==== DATA ENTRIES ====

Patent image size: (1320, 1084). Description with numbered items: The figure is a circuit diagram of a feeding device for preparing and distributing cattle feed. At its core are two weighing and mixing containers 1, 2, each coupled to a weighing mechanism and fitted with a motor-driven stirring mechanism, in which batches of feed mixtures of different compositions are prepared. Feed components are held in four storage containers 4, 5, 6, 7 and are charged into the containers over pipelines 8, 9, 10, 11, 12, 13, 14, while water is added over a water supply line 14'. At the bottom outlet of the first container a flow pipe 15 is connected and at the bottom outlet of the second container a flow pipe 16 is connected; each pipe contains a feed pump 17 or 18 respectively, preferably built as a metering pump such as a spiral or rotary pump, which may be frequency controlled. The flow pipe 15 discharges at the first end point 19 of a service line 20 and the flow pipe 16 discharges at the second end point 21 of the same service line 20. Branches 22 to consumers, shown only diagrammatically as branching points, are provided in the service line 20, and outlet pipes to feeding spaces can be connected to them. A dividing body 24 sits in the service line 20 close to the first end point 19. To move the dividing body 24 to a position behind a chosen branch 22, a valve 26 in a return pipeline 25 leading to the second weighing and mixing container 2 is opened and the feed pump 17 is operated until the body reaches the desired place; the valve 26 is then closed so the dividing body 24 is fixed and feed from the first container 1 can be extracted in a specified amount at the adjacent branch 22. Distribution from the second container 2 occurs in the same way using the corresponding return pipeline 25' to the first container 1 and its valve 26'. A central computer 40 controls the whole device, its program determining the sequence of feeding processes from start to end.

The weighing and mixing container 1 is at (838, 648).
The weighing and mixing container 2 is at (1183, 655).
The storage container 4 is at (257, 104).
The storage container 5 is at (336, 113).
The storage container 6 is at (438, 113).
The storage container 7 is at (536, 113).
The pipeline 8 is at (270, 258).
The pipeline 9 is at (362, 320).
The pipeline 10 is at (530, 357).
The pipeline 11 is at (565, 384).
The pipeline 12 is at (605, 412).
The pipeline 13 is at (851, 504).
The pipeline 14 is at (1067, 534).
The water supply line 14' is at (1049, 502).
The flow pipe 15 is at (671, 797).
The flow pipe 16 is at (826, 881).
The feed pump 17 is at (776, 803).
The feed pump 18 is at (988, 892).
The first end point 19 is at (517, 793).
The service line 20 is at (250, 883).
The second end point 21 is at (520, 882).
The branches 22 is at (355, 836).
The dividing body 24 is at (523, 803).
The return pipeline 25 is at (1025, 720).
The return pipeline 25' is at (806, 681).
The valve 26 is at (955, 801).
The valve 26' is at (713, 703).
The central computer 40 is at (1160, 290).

====

- DESCRIPTION OF THE TASK
Convert the records into a Markdown table with two columns, Row and Line. Number each row in sequence and omit blank lines.

- THE COMPLETED TASK
| Row | Line |
|---|---|
| 1 | Patent image size: (1320, 1084). Description with numbered items: The figure is a circuit diagram of a feeding device for preparing and distributing cattle feed. At its core are two weighing and mixing containers 1, 2, each coupled to a weighing mechanism and fitted with a motor-driven stirring mechanism, in which batches of feed mixtures of different compositions are prepared. Feed components are held in four storage containers 4, 5, 6, 7 and are charged into the containers over pipelines 8, 9, 10, 11, 12, 13, 14, while water is added over a water supply line 14'. At the bottom outlet of the first container a flow pipe 15 is connected and at the bottom outlet of the second container a flow pipe 16 is connected; each pipe contains a feed pump 17 or 18 respectively, preferably built as a metering pump such as a spiral or rotary pump, which may be frequency controlled. The flow pipe 15 discharges at the first end point 19 of a service line 20 and the flow pipe 16 discharges at the second end point 21 of the same service line 20. Branches 22 to consumers, shown only diagrammatically as branching points, are provided in the service line 20, and outlet pipes to feeding spaces can be connected to them. A dividing body 24 sits in the service line 20 close to the first end point 19. To move the dividing body 24 to a position behind a chosen branch 22, a valve 26 in a return pipeline 25 leading to the second weighing and mixing container 2 is opened and the feed pump 17 is operated until the body reaches the desired place; the valve 26 is then closed so the dividing body 24 is fixed and feed from the first container 1 can be extracted in a specified amount at the adjacent branch 22. Distribution from the second container 2 occurs in the same way using the corresponding return pipeline 25' to the first container 1 and its valve 26'. A central computer 40 controls the whole device, its program determining the sequence of feeding processes from start to end. |
| 2 | The weighing and mixing container 1 is at (838, 648). |
| 3 | The weighing and mixing container 2 is at (1183, 655). |
| 4 | The storage container 4 is at (257, 104). |
| 5 | The storage container 5 is at (336, 113). |
| 6 | The storage container 6 is at (438, 113). |
| 7 | The storage container 7 is at (536, 113). |
| 8 | The pipeline 8 is at (270, 258). |
| 9 | The pipeline 9 is at (362, 320). |
| 10 | The pipeline 10 is at (530, 357). |
| 11 | The pipeline 11 is at (565, 384). |
| 12 | The pipeline 12 is at (605, 412). |
| 13 | The pipeline 13 is at (851, 504). |
| 14 | The pipeline 14 is at (1067, 534). |
| 15 | The water supply line 14' is at (1049, 502). |
| 16 | The flow pipe 15 is at (671, 797). |
| 17 | The flow pipe 16 is at (826, 881). |
| 18 | The feed pump 17 is at (776, 803). |
| 19 | The feed pump 18 is at (988, 892). |
| 20 | The first end point 19 is at (517, 793). |
| 21 | The service line 20 is at (250, 883). |
| 22 | The second end point 21 is at (520, 882). |
| 23 | The branches 22 is at (355, 836). |
| 24 | The dividing body 24 is at (523, 803). |
| 25 | The return pipeline 25 is at (1025, 720). |
| 26 | The return pipeline 25' is at (806, 681). |
| 27 | The valve 26 is at (955, 801). |
| 28 | The valve 26' is at (713, 703). |
| 29 | The central computer 40 is at (1160, 290). |